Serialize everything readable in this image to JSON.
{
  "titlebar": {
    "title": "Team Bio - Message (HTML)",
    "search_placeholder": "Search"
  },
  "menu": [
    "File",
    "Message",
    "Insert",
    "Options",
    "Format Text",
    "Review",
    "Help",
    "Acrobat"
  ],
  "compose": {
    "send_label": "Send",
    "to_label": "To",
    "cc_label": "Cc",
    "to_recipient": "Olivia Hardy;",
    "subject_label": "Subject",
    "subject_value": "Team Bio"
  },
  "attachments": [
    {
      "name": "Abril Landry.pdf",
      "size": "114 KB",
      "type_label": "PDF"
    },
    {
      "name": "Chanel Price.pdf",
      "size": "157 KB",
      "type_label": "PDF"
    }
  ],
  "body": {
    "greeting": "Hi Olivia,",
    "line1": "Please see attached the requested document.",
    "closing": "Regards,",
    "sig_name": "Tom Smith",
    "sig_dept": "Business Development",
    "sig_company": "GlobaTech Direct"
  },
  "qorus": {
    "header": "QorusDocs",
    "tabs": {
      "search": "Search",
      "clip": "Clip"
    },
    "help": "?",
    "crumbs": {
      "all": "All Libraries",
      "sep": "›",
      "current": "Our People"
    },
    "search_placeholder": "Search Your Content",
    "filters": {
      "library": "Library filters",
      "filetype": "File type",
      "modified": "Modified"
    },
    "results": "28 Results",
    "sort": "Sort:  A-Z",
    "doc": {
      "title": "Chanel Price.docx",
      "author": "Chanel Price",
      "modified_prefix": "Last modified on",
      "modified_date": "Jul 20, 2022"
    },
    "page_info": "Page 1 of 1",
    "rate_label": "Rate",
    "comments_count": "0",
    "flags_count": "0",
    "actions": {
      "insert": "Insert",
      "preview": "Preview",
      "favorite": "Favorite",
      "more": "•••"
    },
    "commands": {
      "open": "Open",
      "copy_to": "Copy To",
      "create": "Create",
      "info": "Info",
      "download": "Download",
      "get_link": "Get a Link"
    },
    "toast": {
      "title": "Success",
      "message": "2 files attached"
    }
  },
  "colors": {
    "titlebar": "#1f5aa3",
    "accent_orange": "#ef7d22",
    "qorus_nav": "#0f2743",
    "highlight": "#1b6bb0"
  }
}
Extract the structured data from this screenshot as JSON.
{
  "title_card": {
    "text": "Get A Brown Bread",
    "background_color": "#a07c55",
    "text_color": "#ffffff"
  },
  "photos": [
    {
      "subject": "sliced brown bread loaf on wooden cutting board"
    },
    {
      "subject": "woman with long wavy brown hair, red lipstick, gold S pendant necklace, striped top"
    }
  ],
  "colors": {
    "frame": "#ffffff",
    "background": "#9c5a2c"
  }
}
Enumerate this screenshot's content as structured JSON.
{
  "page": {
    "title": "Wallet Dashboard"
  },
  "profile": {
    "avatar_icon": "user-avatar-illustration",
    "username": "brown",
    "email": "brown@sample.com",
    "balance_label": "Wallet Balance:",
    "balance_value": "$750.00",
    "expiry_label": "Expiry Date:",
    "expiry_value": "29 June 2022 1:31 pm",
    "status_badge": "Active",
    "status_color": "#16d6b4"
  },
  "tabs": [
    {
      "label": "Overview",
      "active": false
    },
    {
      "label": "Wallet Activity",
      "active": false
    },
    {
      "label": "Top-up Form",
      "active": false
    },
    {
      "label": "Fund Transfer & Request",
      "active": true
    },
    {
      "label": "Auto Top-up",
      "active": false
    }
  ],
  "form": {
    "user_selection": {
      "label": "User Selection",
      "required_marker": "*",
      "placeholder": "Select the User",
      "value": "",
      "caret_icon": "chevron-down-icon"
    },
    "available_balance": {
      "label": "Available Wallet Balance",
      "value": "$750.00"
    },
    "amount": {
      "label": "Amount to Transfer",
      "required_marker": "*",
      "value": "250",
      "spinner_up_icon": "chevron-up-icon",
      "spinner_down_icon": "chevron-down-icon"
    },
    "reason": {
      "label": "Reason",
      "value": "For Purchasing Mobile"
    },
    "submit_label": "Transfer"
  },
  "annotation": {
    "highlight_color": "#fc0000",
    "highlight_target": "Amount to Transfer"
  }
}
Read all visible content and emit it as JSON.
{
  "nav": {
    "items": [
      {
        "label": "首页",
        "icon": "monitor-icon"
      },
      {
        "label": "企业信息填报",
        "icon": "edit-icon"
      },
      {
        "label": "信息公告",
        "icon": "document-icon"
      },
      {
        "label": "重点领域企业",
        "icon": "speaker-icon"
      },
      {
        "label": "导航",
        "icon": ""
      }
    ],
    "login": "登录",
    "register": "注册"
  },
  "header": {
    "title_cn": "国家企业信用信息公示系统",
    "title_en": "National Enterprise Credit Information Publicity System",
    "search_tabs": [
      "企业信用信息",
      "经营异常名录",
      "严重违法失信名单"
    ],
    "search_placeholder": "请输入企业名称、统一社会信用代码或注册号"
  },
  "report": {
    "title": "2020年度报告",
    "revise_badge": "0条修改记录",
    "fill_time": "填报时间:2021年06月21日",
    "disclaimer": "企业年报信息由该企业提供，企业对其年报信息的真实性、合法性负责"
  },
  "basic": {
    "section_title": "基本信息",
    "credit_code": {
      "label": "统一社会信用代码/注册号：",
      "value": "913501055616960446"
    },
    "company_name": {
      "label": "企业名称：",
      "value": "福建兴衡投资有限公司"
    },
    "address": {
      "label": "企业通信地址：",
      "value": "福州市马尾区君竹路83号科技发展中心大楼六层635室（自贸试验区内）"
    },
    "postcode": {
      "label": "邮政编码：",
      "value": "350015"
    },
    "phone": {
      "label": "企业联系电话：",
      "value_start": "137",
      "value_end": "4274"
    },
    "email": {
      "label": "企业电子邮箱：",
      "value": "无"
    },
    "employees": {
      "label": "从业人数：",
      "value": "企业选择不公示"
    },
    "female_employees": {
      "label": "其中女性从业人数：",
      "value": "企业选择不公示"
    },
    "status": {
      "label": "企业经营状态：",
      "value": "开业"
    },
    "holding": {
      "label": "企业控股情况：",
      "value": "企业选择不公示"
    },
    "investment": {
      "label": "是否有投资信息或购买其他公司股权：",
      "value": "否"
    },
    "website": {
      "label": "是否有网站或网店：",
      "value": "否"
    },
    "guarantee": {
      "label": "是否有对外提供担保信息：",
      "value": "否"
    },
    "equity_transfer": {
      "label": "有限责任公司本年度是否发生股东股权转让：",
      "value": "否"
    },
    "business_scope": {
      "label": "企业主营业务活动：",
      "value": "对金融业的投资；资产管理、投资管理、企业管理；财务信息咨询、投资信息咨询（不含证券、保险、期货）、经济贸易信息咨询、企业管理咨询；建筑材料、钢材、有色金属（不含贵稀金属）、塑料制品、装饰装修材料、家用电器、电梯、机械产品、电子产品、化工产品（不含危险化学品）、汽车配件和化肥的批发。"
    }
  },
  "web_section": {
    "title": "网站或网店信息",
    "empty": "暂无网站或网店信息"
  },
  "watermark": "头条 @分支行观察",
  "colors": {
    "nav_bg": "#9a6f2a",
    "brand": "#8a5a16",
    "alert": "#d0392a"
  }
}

##########

### Set task
Can you give every line above again, exactly as written?

### Problem solution
Serialize everything readable in this image to JSON.
{
  "titlebar": {
    "title": "Team Bio - Message (HTML)",
    "search_placeholder": "Search"
  },
  "menu": [
    "File",
    "Message",
    "Insert",
    "Options",
    "Format Text",
    "Review",
    "Help",
    "Acrobat"
  ],
  "compose": {
    "send_label": "Send",
    "to_label": "To",
    "cc_label": "Cc",
    "to_recipient": "Olivia Hardy;",
    "subject_label": "Subject",
    "subject_value": "Team Bio"
  },
  "attachments": [
    {
      "name": "Abril Landry.pdf",
      "size": "114 KB",
      "type_label": "PDF"
    },
    {
      "name": "Chanel Price.pdf",
      "size": "157 KB",
      "type_label": "PDF"
    }
  ],
  "body": {
    "greeting": "Hi Olivia,",
    "line1": "Please see attached the requested document.",
    "closing": "Regards,",
    "sig_name": "Tom Smith",
    "sig_dept": "Business Development",
    "sig_company": "GlobaTech Direct"
  },
  "qorus": {
    "header": "QorusDocs",
    "tabs": {
      "search": "Search",
      "clip": "Clip"
    },
    "help": "?",
    "crumbs": {
      "all": "All Libraries",
      "sep": "›",
      "current": "Our People"
    },
    "search_placeholder": "Search Your Content",
    "filters": {
      "library": "Library filters",
      "filetype": "File type",
      "modified": "Modified"
    },
    "results": "28 Results",
    "sort": "Sort:  A-Z",
    "doc": {
      "title": "Chanel Price.docx",
      "author": "Chanel Price",
      "modified_prefix": "Last modified on",
      "modified_date": "Jul 20, 2022"
    },
    "page_info": "Page 1 of 1",
    "rate_label": "Rate",
    "comments_count": "0",
    "flags_count": "0",
    "actions": {
      "insert": "Insert",
      "preview": "Preview",
      "favorite": "Favorite",
      "more": "•••"
    },
    "commands": {
      "open": "Open",
      "copy_to": "Copy To",
      "create": "Create",
      "info": "Info",
      "download": "Download",
      "get_link": "Get a Link"
    },
    "toast": {
      "title": "Success",
      "message": "2 files attached"
    }
  },
  "colors": {
    "titlebar": "#1f5aa3",
    "accent_orange": "#ef7d22",
    "qorus_nav": "#0f2743",
    "highlight": "#1b6bb0"
  }
}
Extract the structured data from this screenshot as JSON.
{
  "title_card": {
    "text": "Get A Brown Bread",
    "background_color": "#a07c55",
    "text_color": "#ffffff"
  },
  "photos": [
    {
      "subject": "sliced brown bread loaf on wooden cutting board"
    },
    {
      "subject": "woman with long wavy brown hair, red lipstick, gold S pendant necklace, striped top"
    }
  ],
  "colors": {
    "frame": "#ffffff",
    "background": "#9c5a2c"
  }
}
Enumerate this screenshot's content as structured JSON.
{
  "page": {
    "title": "Wallet Dashboard"
  },
  "profile": {
    "avatar_icon": "user-avatar-illustration",
    "username": "brown",
    "email": "brown@sample.com",
    "balance_label": "Wallet Balance:",
    "balance_value": "$750.00",
    "expiry_label": "Expiry Date:",
    "expiry_value": "29 June 2022 1:31 pm",
    "status_badge": "Active",
    "status_color": "#16d6b4"
  },
  "tabs": [
    {
      "label": "Overview",
      "active": false
    },
    {
      "label": "Wallet Activity",
      "active": false
    },
    {
      "label": "Top-up Form",
      "active": false
    },
    {
      "label": "Fund Transfer & Request",
      "active": true
    },
    {
      "label": "Auto Top-up",
      "active": false
    }
  ],
  "form": {
    "user_selection": {
      "label": "User Selection",
      "required_marker": "*",
      "placeholder": "Select the User",
      "value": "",
      "caret_icon": "chevron-down-icon"
    },
    "available_balance": {
      "label": "Available Wallet Balance",
      "value": "$750.00"
    },
    "amount": {
      "label": "Amount to Transfer",
      "required_marker": "*",
      "value": "250",
      "spinner_up_icon": "chevron-up-icon",
      "spinner_down_icon": "chevron-down-icon"
    },
    "reason": {
      "label": "Reason",
      "value": "For Purchasing Mobile"
    },
    "submit_label": "Transfer"
  },
  "annotation": {
    "highlight_color": "#fc0000",
    "highlight_target": "Amount to Transfer"
  }
}
Read all visible content and emit it as JSON.
{
  "nav": {
    "items": [
      {
        "label": "首页",
        "icon": "monitor-icon"
      },
      {
        "label": "企业信息填报",
        "icon": "edit-icon"
      },
      {
        "label": "信息公告",
        "icon": "document-icon"
      },
      {
        "label": "重点领域企业",
        "icon": "speaker-icon"
      },
      {
        "label": "导航",
        "icon": ""
      }
    ],
    "login": "登录",
    "register": "注册"
  },
  "header": {
    "title_cn": "国家企业信用信息公示系统",
    "title_en": "National Enterprise Credit Information Publicity System",
    "search_tabs": [
      "企业信用信息",
      "经营异常名录",
      "严重违法失信名单"
    ],
    "search_placeholder": "请输入企业名称、统一社会信用代码或注册号"
  },
  "report": {
    "title": "2020年度报告",
    "revise_badge": "0条修改记录",
    "fill_time": "填报时间:2021年06月21日",
    "disclaimer": "企业年报信息由该企业提供，企业对其年报信息的真实性、合法性负责"
  },
  "basic": {
    "section_title": "基本信息",
    "credit_code": {
      "label": "统一社会信用代码/注册号：",
      "value": "913501055616960446"
    },
    "company_name": {
      "label": "企业名称：",
      "value": "福建兴衡投资有限公司"
    },
    "address": {
      "label": "企业通信地址：",
      "value": "福州市马尾区君竹路83号科技发展中心大楼六层635室（自贸试验区内）"
    },
    "postcode": {
      "label": "邮政编码：",
      "value": "350015"
    },
    "phone": {
      "label": "企业联系电话：",
      "value_start": "137",
      "value_end": "4274"
    },
    "email": {
      "label": "企业电子邮箱：",
      "value": "无"
    },
    "employees": {
      "label": "从业人数：",
      "value": "企业选择不公示"
    },
    "female_employees": {
      "label": "其中女性从业人数：",
      "value": "企业选择不公示"
    },
    "status": {
      "label": "企业经营状态：",
      "value": "开业"
    },
    "holding": {
      "label": "企业控股情况：",
      "value": "企业选择不公示"
    },
    "investment": {
      "label": "是否有投资信息或购买其他公司股权：",
      "value": "否"
    },
    "website": {
      "label": "是否有网站或网店：",
      "value": "否"
    },
    "guarantee": {
      "label": "是否有对外提供担保信息：",
      "value": "否"
    },
    "equity_transfer": {
      "label": "有限责任公司本年度是否发生股东股权转让：",
      "value": "否"
    },
    "business_scope": {
      "label": "企业主营业务活动：",
      "value": "对金融业的投资；资产管理、投资管理、企业管理；财务信息咨询、投资信息咨询（不含证券、保险、期货）、经济贸易信息咨询、企业管理咨询；建筑材料、钢材、有色金属（不含贵稀金属）、塑料制品、装饰装修材料、家用电器、电梯、机械产品、电子产品、化工产品（不含危险化学品）、汽车配件和化肥的批发。"
    }
  },
  "web_section": {
    "title": "网站或网店信息",
    "empty": "暂无网站或网店信息"
  },
  "watermark": "头条 @分支行观察",
  "colors": {
    "nav_bg": "#9a6f2a",
    "brand": "#8a5a16",
    "alert": "#d0392a"
  }
}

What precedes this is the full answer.